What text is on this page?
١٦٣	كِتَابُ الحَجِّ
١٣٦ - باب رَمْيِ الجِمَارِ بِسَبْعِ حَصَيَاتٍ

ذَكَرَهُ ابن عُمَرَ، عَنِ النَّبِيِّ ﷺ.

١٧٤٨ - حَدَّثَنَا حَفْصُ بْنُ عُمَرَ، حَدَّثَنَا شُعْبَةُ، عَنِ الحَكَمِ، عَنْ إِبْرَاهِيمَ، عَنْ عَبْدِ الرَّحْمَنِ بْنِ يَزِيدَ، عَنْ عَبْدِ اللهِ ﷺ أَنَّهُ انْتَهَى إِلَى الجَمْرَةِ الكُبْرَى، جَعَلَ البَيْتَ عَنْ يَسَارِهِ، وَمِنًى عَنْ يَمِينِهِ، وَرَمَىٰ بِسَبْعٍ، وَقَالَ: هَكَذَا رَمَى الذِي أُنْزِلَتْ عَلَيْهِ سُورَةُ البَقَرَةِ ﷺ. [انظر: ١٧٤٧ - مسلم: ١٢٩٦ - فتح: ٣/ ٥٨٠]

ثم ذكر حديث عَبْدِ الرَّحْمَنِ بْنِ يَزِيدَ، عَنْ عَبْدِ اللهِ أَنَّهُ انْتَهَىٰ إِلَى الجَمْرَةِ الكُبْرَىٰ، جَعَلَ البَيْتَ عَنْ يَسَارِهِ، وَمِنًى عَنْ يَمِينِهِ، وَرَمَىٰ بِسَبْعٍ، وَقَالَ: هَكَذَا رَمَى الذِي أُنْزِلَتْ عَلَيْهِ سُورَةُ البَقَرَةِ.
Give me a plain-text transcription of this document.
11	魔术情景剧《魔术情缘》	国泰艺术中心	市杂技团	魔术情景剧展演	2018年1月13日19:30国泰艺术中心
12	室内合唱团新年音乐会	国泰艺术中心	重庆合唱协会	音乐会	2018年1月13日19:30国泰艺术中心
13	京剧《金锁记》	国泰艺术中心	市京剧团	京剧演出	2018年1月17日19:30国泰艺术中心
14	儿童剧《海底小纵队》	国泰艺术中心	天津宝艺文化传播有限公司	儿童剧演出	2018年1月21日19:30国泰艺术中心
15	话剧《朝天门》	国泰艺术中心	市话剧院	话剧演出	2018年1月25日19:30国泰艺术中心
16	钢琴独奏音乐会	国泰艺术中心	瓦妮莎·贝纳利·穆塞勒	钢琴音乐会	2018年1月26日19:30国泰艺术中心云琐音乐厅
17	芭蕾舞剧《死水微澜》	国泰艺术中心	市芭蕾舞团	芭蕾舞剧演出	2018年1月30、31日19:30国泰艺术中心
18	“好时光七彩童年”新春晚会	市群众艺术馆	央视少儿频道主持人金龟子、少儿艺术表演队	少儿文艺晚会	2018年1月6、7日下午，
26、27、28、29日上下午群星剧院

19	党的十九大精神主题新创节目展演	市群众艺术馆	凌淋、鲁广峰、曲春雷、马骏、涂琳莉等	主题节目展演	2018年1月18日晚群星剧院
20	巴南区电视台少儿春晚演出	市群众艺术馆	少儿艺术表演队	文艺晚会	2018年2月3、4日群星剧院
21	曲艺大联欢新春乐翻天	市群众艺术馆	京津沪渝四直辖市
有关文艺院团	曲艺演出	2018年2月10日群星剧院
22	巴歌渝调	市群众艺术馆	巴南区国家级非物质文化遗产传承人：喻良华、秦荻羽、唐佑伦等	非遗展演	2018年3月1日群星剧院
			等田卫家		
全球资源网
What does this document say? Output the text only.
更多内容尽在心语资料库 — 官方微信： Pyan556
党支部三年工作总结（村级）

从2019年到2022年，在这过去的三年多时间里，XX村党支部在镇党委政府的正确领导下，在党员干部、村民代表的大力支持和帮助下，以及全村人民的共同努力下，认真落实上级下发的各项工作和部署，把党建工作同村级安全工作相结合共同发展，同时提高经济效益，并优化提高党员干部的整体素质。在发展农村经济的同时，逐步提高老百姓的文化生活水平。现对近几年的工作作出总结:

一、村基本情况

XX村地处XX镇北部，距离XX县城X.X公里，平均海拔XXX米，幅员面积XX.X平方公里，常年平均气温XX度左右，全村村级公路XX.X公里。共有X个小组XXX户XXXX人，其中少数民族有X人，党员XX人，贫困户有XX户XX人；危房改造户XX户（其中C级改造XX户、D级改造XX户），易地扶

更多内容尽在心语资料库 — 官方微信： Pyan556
———
STATED PROBLEM: Write down every line of the data above that includes the string "What".

THE ANSWER:
What text is on this page?
What does this document say? Output the text only.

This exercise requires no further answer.